------ Listing

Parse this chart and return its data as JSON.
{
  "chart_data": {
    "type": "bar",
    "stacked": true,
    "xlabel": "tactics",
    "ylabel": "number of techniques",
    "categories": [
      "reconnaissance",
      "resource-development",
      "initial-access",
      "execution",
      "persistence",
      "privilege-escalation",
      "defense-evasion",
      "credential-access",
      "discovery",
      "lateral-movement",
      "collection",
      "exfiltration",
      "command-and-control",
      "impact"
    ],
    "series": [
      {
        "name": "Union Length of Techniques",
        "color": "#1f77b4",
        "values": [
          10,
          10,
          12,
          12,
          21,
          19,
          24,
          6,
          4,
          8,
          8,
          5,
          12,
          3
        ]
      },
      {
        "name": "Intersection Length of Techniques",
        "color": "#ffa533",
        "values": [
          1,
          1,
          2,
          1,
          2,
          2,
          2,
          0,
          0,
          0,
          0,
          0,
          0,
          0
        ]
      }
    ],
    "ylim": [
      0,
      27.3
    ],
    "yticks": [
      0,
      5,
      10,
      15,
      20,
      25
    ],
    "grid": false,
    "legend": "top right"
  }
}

------------

**To be done:**
Give the listing again, word for word.

**Worked answer:**
Parse this chart and return its data as JSON.
{
  "chart_data": {
    "type": "bar",
    "stacked": true,
    "xlabel": "tactics",
    "ylabel": "number of techniques",
    "categories": [
      "reconnaissance",
      "resource-development",
      "initial-access",
      "execution",
      "persistence",
      "privilege-escalation",
      "defense-evasion",
      "credential-access",
      "discovery",
      "lateral-movement",
      "collection",
      "exfiltration",
      "command-and-control",
      "impact"
    ],
    "series": [
      {
        "name": "Union Length of Techniques",
        "color": "#1f77b4",
        "values": [
          10,
          10,
          12,
          12,
          21,
          19,
          24,
          6,
          4,
          8,
          8,
          5,
          12,
          3
        ]
      },
      {
        "name": "Intersection Length of Techniques",
        "color": "#ffa533",
        "values": [
          1,
          1,
          2,
          1,
          2,
          2,
          2,
          0,
          0,
          0,
          0,
          0,
          0,
          0
        ]
      }
    ],
    "ylim": [
      0,
      27.3
    ],
    "yticks": [
      0,
      5,
      10,
      15,
      20,
      25
    ],
    "grid": false,
    "legend": "top right"
  }
}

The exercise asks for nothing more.